--- Begin Records provided ---

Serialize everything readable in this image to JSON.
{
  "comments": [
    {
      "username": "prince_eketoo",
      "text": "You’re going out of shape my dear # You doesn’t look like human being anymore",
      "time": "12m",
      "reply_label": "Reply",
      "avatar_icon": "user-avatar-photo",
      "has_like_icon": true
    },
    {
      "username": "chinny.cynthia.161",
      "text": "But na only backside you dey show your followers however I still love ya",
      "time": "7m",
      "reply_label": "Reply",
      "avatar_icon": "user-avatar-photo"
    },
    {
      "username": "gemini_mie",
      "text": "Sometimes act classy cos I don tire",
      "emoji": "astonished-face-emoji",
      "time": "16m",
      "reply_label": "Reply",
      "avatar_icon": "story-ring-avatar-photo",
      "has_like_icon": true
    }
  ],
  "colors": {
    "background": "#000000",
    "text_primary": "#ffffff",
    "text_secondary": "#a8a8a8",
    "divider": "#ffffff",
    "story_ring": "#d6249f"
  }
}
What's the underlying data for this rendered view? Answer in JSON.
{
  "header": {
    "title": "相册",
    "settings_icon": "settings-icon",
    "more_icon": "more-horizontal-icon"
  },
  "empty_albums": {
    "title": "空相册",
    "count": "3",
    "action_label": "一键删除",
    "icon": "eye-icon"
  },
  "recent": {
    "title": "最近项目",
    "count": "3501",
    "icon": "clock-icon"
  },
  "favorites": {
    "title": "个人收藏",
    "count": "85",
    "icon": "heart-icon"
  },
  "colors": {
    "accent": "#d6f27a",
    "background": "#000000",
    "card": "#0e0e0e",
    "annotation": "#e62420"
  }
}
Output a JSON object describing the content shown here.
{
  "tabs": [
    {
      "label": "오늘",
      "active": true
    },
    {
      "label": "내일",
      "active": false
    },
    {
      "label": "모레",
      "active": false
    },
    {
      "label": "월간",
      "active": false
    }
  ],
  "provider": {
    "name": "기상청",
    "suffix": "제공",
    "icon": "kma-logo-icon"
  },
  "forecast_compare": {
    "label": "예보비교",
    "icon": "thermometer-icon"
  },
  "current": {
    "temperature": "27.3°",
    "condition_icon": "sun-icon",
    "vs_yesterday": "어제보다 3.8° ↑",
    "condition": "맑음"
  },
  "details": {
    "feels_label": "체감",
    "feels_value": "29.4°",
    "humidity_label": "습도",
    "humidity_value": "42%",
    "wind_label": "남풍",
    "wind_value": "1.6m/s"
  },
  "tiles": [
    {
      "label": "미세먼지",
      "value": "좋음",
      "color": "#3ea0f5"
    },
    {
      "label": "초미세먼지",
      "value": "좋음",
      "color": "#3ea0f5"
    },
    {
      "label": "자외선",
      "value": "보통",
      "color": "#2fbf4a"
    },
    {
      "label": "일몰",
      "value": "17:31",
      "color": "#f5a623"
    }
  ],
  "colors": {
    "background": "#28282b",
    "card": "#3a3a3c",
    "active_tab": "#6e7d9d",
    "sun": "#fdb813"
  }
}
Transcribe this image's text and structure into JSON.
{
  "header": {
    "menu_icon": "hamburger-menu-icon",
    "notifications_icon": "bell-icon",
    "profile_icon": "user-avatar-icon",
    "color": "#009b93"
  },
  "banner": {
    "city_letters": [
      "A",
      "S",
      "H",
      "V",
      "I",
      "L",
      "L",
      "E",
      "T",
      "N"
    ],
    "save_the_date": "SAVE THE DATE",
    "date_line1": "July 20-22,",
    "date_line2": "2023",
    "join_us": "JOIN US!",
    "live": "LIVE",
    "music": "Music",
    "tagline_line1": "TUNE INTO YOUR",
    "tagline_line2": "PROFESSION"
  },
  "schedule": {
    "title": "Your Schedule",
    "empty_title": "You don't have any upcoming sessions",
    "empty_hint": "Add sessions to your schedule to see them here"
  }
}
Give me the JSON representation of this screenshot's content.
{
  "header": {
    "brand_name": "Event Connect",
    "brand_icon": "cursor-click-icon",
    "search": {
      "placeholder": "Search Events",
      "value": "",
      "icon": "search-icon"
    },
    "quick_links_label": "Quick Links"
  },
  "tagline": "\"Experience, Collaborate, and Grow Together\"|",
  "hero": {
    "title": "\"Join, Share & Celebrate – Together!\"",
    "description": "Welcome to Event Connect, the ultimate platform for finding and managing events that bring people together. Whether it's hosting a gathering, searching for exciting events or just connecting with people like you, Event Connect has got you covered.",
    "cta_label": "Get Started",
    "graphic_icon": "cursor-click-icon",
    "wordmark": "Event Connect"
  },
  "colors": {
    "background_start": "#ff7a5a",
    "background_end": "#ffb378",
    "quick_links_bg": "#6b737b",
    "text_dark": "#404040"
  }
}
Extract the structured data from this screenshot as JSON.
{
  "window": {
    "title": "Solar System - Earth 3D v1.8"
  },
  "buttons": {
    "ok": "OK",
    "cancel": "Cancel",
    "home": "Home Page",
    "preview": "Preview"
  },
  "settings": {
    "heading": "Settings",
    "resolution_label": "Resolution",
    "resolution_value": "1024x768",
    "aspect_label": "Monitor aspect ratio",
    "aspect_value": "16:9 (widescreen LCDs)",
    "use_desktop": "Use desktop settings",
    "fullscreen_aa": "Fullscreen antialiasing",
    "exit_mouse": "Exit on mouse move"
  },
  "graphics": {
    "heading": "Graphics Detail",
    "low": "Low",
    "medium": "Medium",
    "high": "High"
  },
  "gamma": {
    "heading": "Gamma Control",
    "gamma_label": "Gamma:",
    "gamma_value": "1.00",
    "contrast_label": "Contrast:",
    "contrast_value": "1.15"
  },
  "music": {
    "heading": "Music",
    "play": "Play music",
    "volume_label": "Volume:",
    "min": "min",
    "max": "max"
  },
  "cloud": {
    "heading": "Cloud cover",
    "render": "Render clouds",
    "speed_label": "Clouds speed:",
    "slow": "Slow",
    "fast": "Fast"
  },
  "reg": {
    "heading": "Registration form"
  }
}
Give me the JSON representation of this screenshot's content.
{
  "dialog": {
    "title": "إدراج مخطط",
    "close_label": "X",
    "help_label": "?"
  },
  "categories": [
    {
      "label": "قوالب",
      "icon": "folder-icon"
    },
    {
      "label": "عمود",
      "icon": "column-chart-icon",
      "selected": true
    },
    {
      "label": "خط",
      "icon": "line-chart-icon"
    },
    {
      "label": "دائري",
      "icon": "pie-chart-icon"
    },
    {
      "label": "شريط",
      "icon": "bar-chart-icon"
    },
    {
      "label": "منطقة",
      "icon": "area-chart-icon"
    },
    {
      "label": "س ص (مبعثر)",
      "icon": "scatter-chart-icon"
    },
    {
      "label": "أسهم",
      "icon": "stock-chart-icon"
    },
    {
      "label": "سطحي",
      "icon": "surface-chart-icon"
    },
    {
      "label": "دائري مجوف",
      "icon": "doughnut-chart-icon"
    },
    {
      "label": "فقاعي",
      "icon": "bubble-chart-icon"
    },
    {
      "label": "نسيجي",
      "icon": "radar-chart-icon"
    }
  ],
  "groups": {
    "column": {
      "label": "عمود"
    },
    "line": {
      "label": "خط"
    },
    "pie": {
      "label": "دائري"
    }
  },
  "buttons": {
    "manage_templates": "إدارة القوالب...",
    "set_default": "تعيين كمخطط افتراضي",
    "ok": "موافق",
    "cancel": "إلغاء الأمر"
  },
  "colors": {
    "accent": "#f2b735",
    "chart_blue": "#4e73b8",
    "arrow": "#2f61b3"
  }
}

--- End Records provided ---

• **Work required**: Identify each line containing the string "photo" and copy it out.

• **Exercise solution**:
      "avatar_icon": "user-avatar-photo",
      "avatar_icon": "user-avatar-photo"
      "avatar_icon": "story-ring-avatar-photo",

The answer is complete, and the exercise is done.